Parution : Misogynie, sexisme, féminisme : images ambiguës, Les Cahiers du Grad 3, Sainte-Foy, Université Laval, 1989, p. 127-192.
Constatant que le fantastique fait l’objet d’une dévalorisation face à la littérature réaliste, Lise Pelletier considère que le fantastique féminin subit une double dépréciation. Elle se propose donc d’explorer les principaux procédés du sexisme systématique dont il est victime et les figures féminines mythiques véhiculées par les théoriciens du fantastique. L’examen des manuels scolaires et du sommaire de deux anthologies du fantastique (celle de Roger Caillois et celle de Goimard et Stragliati en dix volumes) révèle que les auteurs féminins y occupent une place marginale (respectivement 4,9 % et 7,5 %) alors qu’il « existe une véritable tradition féminine, issue du gothique et des histoires des fantômes ».
Se basant sur les travaux de Madeleine Ouellette-Michalska qui a fait un relevé des marques intratextuelles du sexisme dans la littérature, Lise Pelletier analyse le discours discriminatoire de la critique qui contribue à l’occultation et à la sous-représentation des auteures dans la littérature fantastique. Les procédés les plus souvent utilisés sont : « l’accréditation des femmes par le lignage paternel, l’association maritale ou affective », « la confirmation de stéréotypes sociaux et sexuels dans l’analyse du style » (des normes masculines subjectives appliquées à l’écriture féminine), « la présentation de l’œuvre comme l’expression d’un mouvement politique et non comme le produit d’un travail littéraire » (en occultant une partie, généralement subversive, de l’œuvre de l’écrivaine), « la tendance à situer l’œuvre ou le précédé du côté des phénomènes naturels bruts et non du côté de l’art ».

--------------------------------

Consigne –
Recopiez mot pour mot l'intégralité du texte sur le sexisme de la critique envers le fantastique féminin. Les lignes ci-dessous viennent d'une autre source.

Matériel fourni –
--------------------------------

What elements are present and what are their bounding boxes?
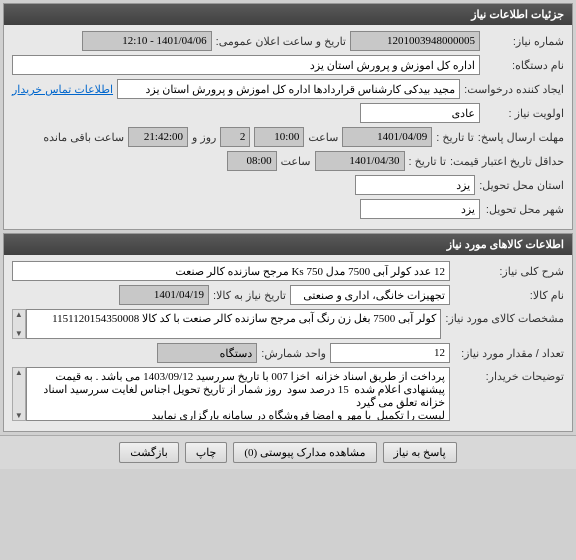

--------------------------------

Réponse complète –
Parution : Misogynie, sexisme, féminisme : images ambiguës, Les Cahiers du Grad 3, Sainte-Foy, Université Laval, 1989, p. 127-192.
Constatant que le fantastique fait l’objet d’une dévalorisation face à la littérature réaliste, Lise Pelletier considère que le fantastique féminin subit une double dépréciation. Elle se propose donc d’explorer les principaux procédés du sexisme systématique dont il est victime et les figures féminines mythiques véhiculées par les théoriciens du fantastique. L’examen des manuels scolaires et du sommaire de deux anthologies du fantastique (celle de Roger Caillois et celle de Goimard et Stragliati en dix volumes) révèle que les auteurs féminins y occupent une place marginale (respectivement 4,9 % et 7,5 %) alors qu’il « existe une véritable tradition féminine, issue du gothique et des histoires des fantômes ».
Se basant sur les travaux de Madeleine Ouellette-Michalska qui a fait un relevé des marques intratextuelles du sexisme dans la littérature, Lise Pelletier analyse le discours discriminatoire de la critique qui contribue à l’occultation et à la sous-représentation des auteures dans la littérature fantastique. Les procédés les plus souvent utilisés sont : « l’accréditation des femmes par le lignage paternel, l’association maritale ou affective », « la confirmation de stéréotypes sociaux et sexuels dans l’analyse du style » (des normes masculines subjectives appliquées à l’écriture féminine), « la présentation de l’œuvre comme l’expression d’un mouvement politique et non comme le produit d’un travail littéraire » (en occultant une partie, généralement subversive, de l’œuvre de l’écrivaine), « la tendance à situer l’œuvre ou le précédé du côté des phénomènes naturels bruts et non du côté de l’art ».